GIVEN INSTRUCTION: Quote the records below in full, exactly as given, with the images taken out.

PROVIDED DATA:
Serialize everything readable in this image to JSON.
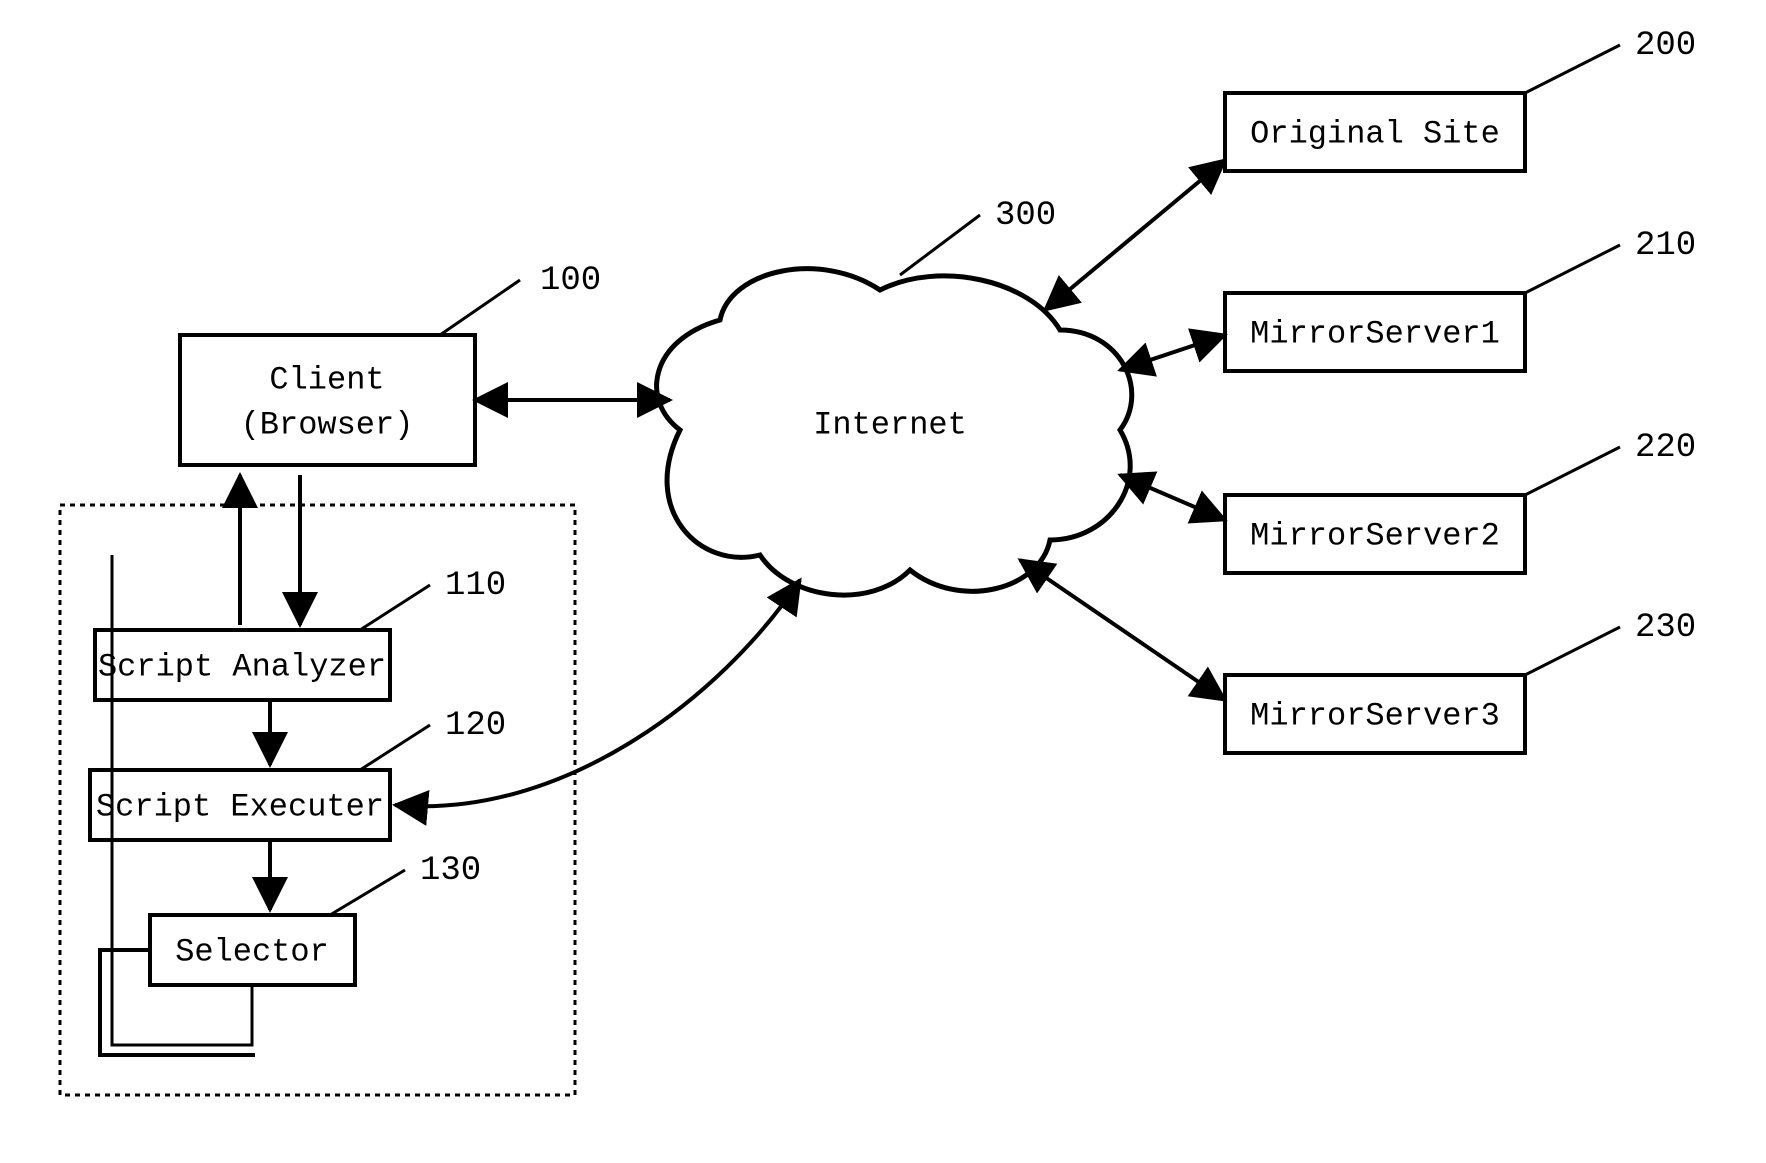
{
  "boxes": {
    "client": {
      "line1": "Client",
      "line2": "(Browser)",
      "ref": "100"
    },
    "script_analyzer": {
      "label": "Script Analyzer",
      "ref": "110"
    },
    "script_executer": {
      "label": "Script Executer",
      "ref": "120"
    },
    "selector": {
      "label": "Selector",
      "ref": "130"
    },
    "internet": {
      "label": "Internet",
      "ref": "300"
    },
    "original_site": {
      "label": "Original Site",
      "ref": "200"
    },
    "mirror1": {
      "label": "MirrorServer1",
      "ref": "210"
    },
    "mirror2": {
      "label": "MirrorServer2",
      "ref": "220"
    },
    "mirror3": {
      "label": "MirrorServer3",
      "ref": "230"
    }
  }
}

FINAL RESULT:
Serialize everything readable in this image to JSON.
{
  "boxes": {
    "client": {
      "line1": "Client",
      "line2": "(Browser)",
      "ref": "100"
    },
    "script_analyzer": {
      "label": "Script Analyzer",
      "ref": "110"
    },
    "script_executer": {
      "label": "Script Executer",
      "ref": "120"
    },
    "selector": {
      "label": "Selector",
      "ref": "130"
    },
    "internet": {
      "label": "Internet",
      "ref": "300"
    },
    "original_site": {
      "label": "Original Site",
      "ref": "200"
    },
    "mirror1": {
      "label": "MirrorServer1",
      "ref": "210"
    },
    "mirror2": {
      "label": "MirrorServer2",
      "ref": "220"
    },
    "mirror3": {
      "label": "MirrorServer3",
      "ref": "230"
    }
  }
}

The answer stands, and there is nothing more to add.